---- THE DATA

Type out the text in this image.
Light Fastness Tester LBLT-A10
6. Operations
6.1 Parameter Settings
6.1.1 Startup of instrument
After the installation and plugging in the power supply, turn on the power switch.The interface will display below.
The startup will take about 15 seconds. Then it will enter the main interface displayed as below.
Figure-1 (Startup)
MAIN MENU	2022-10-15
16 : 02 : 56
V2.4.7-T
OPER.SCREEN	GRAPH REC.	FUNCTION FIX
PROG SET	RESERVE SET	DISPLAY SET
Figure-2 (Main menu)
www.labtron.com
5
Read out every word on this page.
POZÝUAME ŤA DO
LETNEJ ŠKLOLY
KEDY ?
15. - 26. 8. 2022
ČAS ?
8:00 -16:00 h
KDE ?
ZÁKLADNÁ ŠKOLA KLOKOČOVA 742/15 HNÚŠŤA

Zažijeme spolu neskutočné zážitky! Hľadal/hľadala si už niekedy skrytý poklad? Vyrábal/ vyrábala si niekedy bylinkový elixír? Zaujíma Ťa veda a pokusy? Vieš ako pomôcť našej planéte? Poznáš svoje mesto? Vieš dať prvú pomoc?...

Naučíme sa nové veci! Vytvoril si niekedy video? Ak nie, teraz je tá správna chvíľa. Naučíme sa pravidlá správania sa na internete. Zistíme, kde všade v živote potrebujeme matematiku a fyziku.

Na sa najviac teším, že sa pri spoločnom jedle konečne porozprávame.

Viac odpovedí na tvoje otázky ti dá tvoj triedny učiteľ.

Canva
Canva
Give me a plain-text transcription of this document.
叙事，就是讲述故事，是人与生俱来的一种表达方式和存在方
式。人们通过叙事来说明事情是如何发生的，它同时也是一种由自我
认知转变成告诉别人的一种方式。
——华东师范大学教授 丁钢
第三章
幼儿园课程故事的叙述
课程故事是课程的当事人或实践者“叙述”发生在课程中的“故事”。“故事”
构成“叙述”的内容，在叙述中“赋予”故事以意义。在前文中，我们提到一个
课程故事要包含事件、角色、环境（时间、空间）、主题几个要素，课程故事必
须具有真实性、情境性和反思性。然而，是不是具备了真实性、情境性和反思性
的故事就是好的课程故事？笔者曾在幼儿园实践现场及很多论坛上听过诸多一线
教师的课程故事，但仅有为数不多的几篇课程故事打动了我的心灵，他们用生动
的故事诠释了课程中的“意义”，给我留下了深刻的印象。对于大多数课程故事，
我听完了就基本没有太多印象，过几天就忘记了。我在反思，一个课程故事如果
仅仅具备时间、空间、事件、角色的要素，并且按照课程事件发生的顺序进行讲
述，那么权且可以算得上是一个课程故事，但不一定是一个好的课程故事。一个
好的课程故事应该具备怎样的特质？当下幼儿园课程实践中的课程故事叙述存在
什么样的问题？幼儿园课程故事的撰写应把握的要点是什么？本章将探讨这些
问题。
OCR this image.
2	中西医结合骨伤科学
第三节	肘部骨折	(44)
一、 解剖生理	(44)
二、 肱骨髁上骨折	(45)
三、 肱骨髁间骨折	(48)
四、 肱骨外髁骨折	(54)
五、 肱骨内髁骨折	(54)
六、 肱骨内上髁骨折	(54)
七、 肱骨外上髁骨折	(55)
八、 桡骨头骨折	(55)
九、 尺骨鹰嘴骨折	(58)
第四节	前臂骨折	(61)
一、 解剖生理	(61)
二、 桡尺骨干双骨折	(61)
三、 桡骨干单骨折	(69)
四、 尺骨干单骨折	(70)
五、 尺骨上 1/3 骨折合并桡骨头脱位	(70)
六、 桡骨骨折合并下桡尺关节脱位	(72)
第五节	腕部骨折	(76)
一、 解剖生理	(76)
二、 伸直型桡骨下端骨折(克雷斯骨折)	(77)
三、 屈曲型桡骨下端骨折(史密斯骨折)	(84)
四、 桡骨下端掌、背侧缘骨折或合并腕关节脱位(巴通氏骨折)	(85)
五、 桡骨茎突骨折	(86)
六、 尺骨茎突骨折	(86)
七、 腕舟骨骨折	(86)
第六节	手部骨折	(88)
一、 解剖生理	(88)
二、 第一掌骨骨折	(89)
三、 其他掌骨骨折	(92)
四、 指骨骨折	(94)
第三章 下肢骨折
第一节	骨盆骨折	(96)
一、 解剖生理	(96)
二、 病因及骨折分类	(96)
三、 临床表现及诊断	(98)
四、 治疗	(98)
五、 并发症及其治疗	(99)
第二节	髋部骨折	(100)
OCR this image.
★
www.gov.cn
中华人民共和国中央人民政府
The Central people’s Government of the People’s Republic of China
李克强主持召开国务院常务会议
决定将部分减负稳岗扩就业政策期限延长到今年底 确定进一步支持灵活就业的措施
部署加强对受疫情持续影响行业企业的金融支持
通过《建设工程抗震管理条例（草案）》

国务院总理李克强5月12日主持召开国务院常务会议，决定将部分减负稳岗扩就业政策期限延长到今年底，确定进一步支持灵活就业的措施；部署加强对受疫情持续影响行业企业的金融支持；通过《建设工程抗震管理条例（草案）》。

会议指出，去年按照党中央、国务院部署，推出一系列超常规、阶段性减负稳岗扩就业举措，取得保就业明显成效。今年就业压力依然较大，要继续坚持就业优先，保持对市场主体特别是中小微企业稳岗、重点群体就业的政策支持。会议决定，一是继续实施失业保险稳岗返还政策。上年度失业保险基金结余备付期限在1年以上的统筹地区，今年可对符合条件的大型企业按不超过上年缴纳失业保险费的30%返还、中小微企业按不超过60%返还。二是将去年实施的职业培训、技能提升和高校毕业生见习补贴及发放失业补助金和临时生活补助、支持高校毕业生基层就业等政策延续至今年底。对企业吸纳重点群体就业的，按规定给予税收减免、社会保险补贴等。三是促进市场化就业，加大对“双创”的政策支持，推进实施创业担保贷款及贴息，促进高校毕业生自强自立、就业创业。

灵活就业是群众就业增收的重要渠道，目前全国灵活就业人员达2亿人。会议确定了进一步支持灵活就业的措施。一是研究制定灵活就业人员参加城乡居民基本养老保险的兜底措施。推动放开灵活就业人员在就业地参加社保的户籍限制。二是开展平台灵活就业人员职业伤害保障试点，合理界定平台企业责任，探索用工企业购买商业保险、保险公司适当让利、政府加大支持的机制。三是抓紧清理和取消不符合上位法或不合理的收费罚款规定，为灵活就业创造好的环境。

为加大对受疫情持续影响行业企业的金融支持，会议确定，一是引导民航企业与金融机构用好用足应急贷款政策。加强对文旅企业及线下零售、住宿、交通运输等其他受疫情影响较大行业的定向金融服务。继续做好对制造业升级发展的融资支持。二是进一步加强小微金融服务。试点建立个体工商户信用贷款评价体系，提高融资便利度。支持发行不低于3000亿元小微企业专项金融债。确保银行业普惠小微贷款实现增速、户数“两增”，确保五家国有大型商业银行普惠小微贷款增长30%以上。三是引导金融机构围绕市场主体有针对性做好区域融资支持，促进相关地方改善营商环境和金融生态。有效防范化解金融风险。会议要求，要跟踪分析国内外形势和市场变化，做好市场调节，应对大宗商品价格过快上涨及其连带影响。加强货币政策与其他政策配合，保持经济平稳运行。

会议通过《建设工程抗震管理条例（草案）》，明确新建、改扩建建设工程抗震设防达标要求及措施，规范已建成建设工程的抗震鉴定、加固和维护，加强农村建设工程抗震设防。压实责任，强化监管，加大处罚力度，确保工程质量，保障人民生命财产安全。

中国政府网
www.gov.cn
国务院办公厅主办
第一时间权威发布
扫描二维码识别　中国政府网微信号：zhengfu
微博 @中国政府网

--------

** WRITTEN REQUEST **
Reproduce the material verbatim, line by line.

** RESULT FOR THIS TASK **
Type out the text in this image.
Light Fastness Tester LBLT-A10
6. Operations
6.1 Parameter Settings
6.1.1 Startup of instrument
After the installation and plugging in the power supply, turn on the power switch.The interface will display below.
The startup will take about 15 seconds. Then it will enter the main interface displayed as below.
Figure-1 (Startup)
MAIN MENU	2022-10-15
16 : 02 : 56
V2.4.7-T
OPER.SCREEN	GRAPH REC.	FUNCTION FIX
PROG SET	RESERVE SET	DISPLAY SET
Figure-2 (Main menu)
www.labtron.com
5
Read out every word on this page.
POZÝUAME ŤA DO
LETNEJ ŠKLOLY
KEDY ?
15. - 26. 8. 2022
ČAS ?
8:00 -16:00 h
KDE ?
ZÁKLADNÁ ŠKOLA KLOKOČOVA 742/15 HNÚŠŤA

Zažijeme spolu neskutočné zážitky! Hľadal/hľadala si už niekedy skrytý poklad? Vyrábal/ vyrábala si niekedy bylinkový elixír? Zaujíma Ťa veda a pokusy? Vieš ako pomôcť našej planéte? Poznáš svoje mesto? Vieš dať prvú pomoc?...

Naučíme sa nové veci! Vytvoril si niekedy video? Ak nie, teraz je tá správna chvíľa. Naučíme sa pravidlá správania sa na internete. Zistíme, kde všade v živote potrebujeme matematiku a fyziku.

Na sa najviac teším, že sa pri spoločnom jedle konečne porozprávame.

Viac odpovedí na tvoje otázky ti dá tvoj triedny učiteľ.

Canva
Canva
Give me a plain-text transcription of this document.
叙事，就是讲述故事，是人与生俱来的一种表达方式和存在方
式。人们通过叙事来说明事情是如何发生的，它同时也是一种由自我
认知转变成告诉别人的一种方式。
——华东师范大学教授 丁钢
第三章
幼儿园课程故事的叙述
课程故事是课程的当事人或实践者“叙述”发生在课程中的“故事”。“故事”
构成“叙述”的内容，在叙述中“赋予”故事以意义。在前文中，我们提到一个
课程故事要包含事件、角色、环境（时间、空间）、主题几个要素，课程故事必
须具有真实性、情境性和反思性。然而，是不是具备了真实性、情境性和反思性
的故事就是好的课程故事？笔者曾在幼儿园实践现场及很多论坛上听过诸多一线
教师的课程故事，但仅有为数不多的几篇课程故事打动了我的心灵，他们用生动
的故事诠释了课程中的“意义”，给我留下了深刻的印象。对于大多数课程故事，
我听完了就基本没有太多印象，过几天就忘记了。我在反思，一个课程故事如果
仅仅具备时间、空间、事件、角色的要素，并且按照课程事件发生的顺序进行讲
述，那么权且可以算得上是一个课程故事，但不一定是一个好的课程故事。一个
好的课程故事应该具备怎样的特质？当下幼儿园课程实践中的课程故事叙述存在
什么样的问题？幼儿园课程故事的撰写应把握的要点是什么？本章将探讨这些
问题。
OCR this image.
2	中西医结合骨伤科学
第三节	肘部骨折	(44)
一、 解剖生理	(44)
二、 肱骨髁上骨折	(45)
三、 肱骨髁间骨折	(48)
四、 肱骨外髁骨折	(54)
五、 肱骨内髁骨折	(54)
六、 肱骨内上髁骨折	(54)
七、 肱骨外上髁骨折	(55)
八、 桡骨头骨折	(55)
九、 尺骨鹰嘴骨折	(58)
第四节	前臂骨折	(61)
一、 解剖生理	(61)
二、 桡尺骨干双骨折	(61)
三、 桡骨干单骨折	(69)
四、 尺骨干单骨折	(70)
五、 尺骨上 1/3 骨折合并桡骨头脱位	(70)
六、 桡骨骨折合并下桡尺关节脱位	(72)
第五节	腕部骨折	(76)
一、 解剖生理	(76)
二、 伸直型桡骨下端骨折(克雷斯骨折)	(77)
三、 屈曲型桡骨下端骨折(史密斯骨折)	(84)
四、 桡骨下端掌、背侧缘骨折或合并腕关节脱位(巴通氏骨折)	(85)
五、 桡骨茎突骨折	(86)
六、 尺骨茎突骨折	(86)
七、 腕舟骨骨折	(86)
第六节	手部骨折	(88)
一、 解剖生理	(88)
二、 第一掌骨骨折	(89)
三、 其他掌骨骨折	(92)
四、 指骨骨折	(94)
第三章 下肢骨折
第一节	骨盆骨折	(96)
一、 解剖生理	(96)
二、 病因及骨折分类	(96)
三、 临床表现及诊断	(98)
四、 治疗	(98)
五、 并发症及其治疗	(99)
第二节	髋部骨折	(100)
OCR this image.
★
www.gov.cn
中华人民共和国中央人民政府
The Central people’s Government of the People’s Republic of China
李克强主持召开国务院常务会议
决定将部分减负稳岗扩就业政策期限延长到今年底 确定进一步支持灵活就业的措施
部署加强对受疫情持续影响行业企业的金融支持
通过《建设工程抗震管理条例（草案）》

国务院总理李克强5月12日主持召开国务院常务会议，决定将部分减负稳岗扩就业政策期限延长到今年底，确定进一步支持灵活就业的措施；部署加强对受疫情持续影响行业企业的金融支持；通过《建设工程抗震管理条例（草案）》。

会议指出，去年按照党中央、国务院部署，推出一系列超常规、阶段性减负稳岗扩就业举措，取得保就业明显成效。今年就业压力依然较大，要继续坚持就业优先，保持对市场主体特别是中小微企业稳岗、重点群体就业的政策支持。会议决定，一是继续实施失业保险稳岗返还政策。上年度失业保险基金结余备付期限在1年以上的统筹地区，今年可对符合条件的大型企业按不超过上年缴纳失业保险费的30%返还、中小微企业按不超过60%返还。二是将去年实施的职业培训、技能提升和高校毕业生见习补贴及发放失业补助金和临时生活补助、支持高校毕业生基层就业等政策延续至今年底。对企业吸纳重点群体就业的，按规定给予税收减免、社会保险补贴等。三是促进市场化就业，加大对“双创”的政策支持，推进实施创业担保贷款及贴息，促进高校毕业生自强自立、就业创业。

灵活就业是群众就业增收的重要渠道，目前全国灵活就业人员达2亿人。会议确定了进一步支持灵活就业的措施。一是研究制定灵活就业人员参加城乡居民基本养老保险的兜底措施。推动放开灵活就业人员在就业地参加社保的户籍限制。二是开展平台灵活就业人员职业伤害保障试点，合理界定平台企业责任，探索用工企业购买商业保险、保险公司适当让利、政府加大支持的机制。三是抓紧清理和取消不符合上位法或不合理的收费罚款规定，为灵活就业创造好的环境。

为加大对受疫情持续影响行业企业的金融支持，会议确定，一是引导民航企业与金融机构用好用足应急贷款政策。加强对文旅企业及线下零售、住宿、交通运输等其他受疫情影响较大行业的定向金融服务。继续做好对制造业升级发展的融资支持。二是进一步加强小微金融服务。试点建立个体工商户信用贷款评价体系，提高融资便利度。支持发行不低于3000亿元小微企业专项金融债。确保银行业普惠小微贷款实现增速、户数“两增”，确保五家国有大型商业银行普惠小微贷款增长30%以上。三是引导金融机构围绕市场主体有针对性做好区域融资支持，促进相关地方改善营商环境和金融生态。有效防范化解金融风险。会议要求，要跟踪分析国内外形势和市场变化，做好市场调节，应对大宗商品价格过快上涨及其连带影响。加强货币政策与其他政策配合，保持经济平稳运行。

会议通过《建设工程抗震管理条例（草案）》，明确新建、改扩建建设工程抗震设防达标要求及措施，规范已建成建设工程的抗震鉴定、加固和维护，加强农村建设工程抗震设防。压实责任，强化监管，加大处罚力度，确保工程质量，保障人民生命财产安全。

中国政府网
www.gov.cn
国务院办公厅主办
第一时间权威发布
扫描二维码识别　中国政府网微信号：zhengfu
微博 @中国政府网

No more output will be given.